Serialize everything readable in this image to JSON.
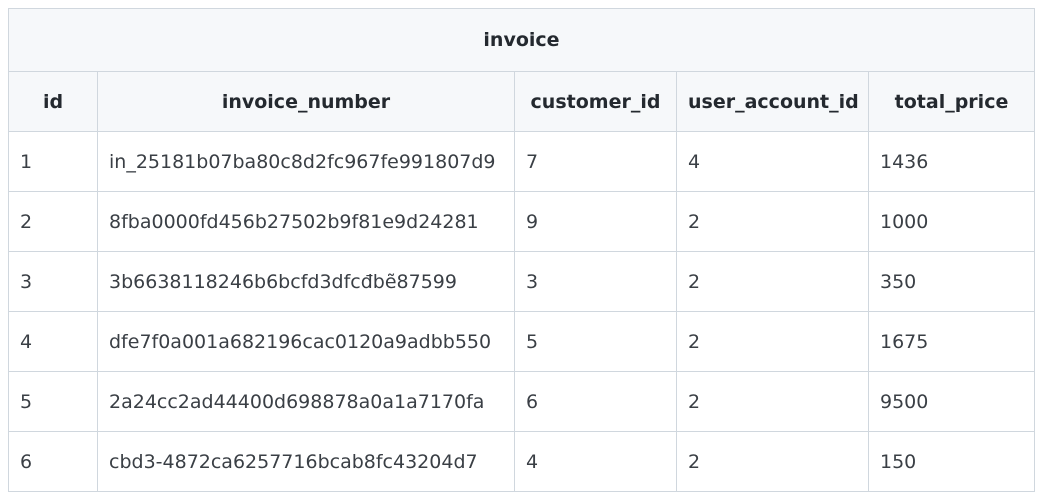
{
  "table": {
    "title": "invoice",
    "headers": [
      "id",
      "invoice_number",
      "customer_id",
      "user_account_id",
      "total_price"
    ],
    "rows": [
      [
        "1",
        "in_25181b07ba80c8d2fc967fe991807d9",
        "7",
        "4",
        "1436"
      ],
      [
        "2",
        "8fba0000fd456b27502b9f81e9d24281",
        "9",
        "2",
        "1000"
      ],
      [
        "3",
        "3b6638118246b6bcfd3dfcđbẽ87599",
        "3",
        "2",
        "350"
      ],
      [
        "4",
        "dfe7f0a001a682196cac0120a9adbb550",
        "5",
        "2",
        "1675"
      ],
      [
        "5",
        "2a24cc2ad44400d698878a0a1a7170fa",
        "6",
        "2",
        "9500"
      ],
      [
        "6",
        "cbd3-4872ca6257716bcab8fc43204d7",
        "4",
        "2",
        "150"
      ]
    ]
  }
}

> **WORK TO DO**:
Repeat the records above exactly, omitting every picture.

> **THE SOLUTION**:
Serialize everything readable in this image to JSON.
{
  "table": {
    "title": "invoice",
    "headers": [
      "id",
      "invoice_number",
      "customer_id",
      "user_account_id",
      "total_price"
    ],
    "rows": [
      [
        "1",
        "in_25181b07ba80c8d2fc967fe991807d9",
        "7",
        "4",
        "1436"
      ],
      [
        "2",
        "8fba0000fd456b27502b9f81e9d24281",
        "9",
        "2",
        "1000"
      ],
      [
        "3",
        "3b6638118246b6bcfd3dfcđbẽ87599",
        "3",
        "2",
        "350"
      ],
      [
        "4",
        "dfe7f0a001a682196cac0120a9adbb550",
        "5",
        "2",
        "1675"
      ],
      [
        "5",
        "2a24cc2ad44400d698878a0a1a7170fa",
        "6",
        "2",
        "9500"
      ],
      [
        "6",
        "cbd3-4872ca6257716bcab8fc43204d7",
        "4",
        "2",
        "150"
      ]
    ]
  }
}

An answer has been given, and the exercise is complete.